▶ [Aim]: Where a line contains the string "Евгений", copy that line.

• • • • •

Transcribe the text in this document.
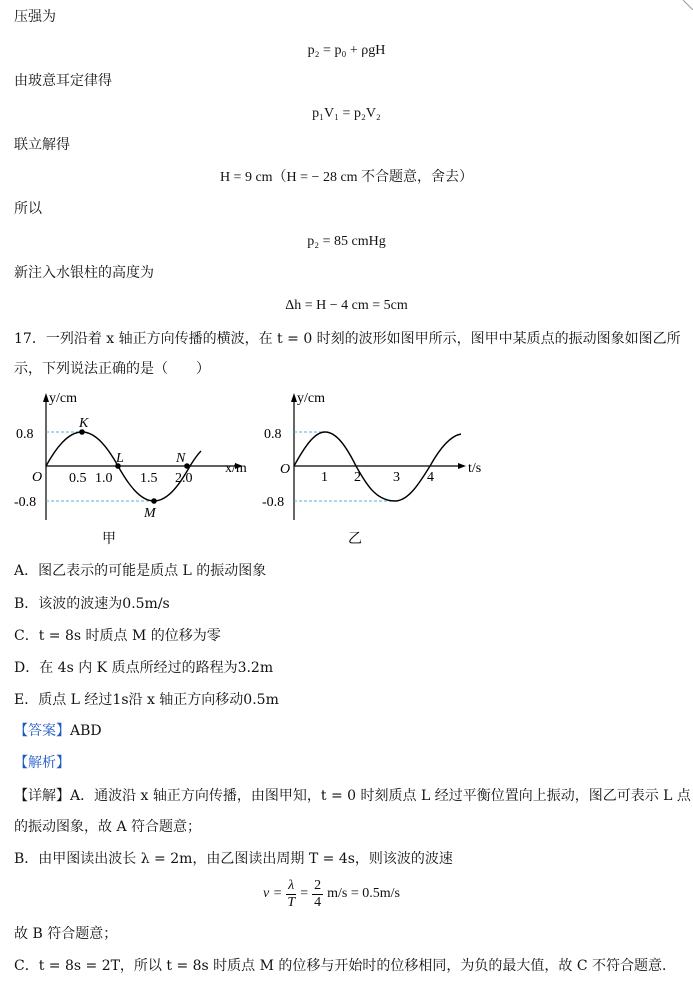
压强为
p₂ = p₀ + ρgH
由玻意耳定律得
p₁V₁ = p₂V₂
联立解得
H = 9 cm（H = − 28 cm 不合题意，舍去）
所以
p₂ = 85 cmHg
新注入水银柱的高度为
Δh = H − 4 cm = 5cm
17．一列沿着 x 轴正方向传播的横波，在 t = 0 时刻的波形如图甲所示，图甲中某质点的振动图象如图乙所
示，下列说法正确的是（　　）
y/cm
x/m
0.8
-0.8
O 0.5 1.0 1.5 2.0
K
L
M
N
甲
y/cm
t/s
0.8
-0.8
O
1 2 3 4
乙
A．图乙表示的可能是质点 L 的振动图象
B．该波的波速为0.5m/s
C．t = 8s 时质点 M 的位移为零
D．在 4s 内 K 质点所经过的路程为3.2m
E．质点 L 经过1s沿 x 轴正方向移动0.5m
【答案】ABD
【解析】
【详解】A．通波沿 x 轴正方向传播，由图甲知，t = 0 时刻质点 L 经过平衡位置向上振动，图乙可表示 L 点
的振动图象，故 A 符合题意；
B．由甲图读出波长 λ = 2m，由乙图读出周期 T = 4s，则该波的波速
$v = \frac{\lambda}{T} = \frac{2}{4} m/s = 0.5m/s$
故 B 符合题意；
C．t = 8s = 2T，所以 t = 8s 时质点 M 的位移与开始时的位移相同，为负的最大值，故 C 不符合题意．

• • • • •

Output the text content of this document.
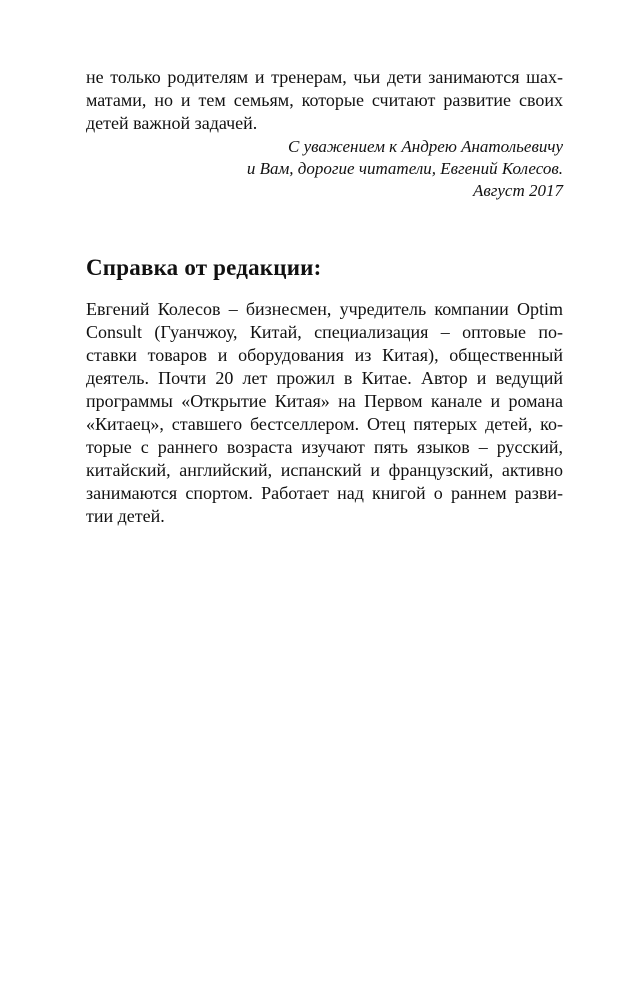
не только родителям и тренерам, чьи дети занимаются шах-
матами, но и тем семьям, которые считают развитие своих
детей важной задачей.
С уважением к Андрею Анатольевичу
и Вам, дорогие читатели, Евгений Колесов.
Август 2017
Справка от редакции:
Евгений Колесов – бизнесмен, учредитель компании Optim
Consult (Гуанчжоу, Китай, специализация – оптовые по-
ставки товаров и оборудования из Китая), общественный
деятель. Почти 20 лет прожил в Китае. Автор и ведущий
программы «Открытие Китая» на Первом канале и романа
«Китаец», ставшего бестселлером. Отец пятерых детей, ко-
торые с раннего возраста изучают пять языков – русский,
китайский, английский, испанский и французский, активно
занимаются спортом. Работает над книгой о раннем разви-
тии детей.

• • • • •

▶ [In response]:
и Вам, дорогие читатели, Евгений Колесов.
Евгений Колесов – бизнесмен, учредитель компании Optim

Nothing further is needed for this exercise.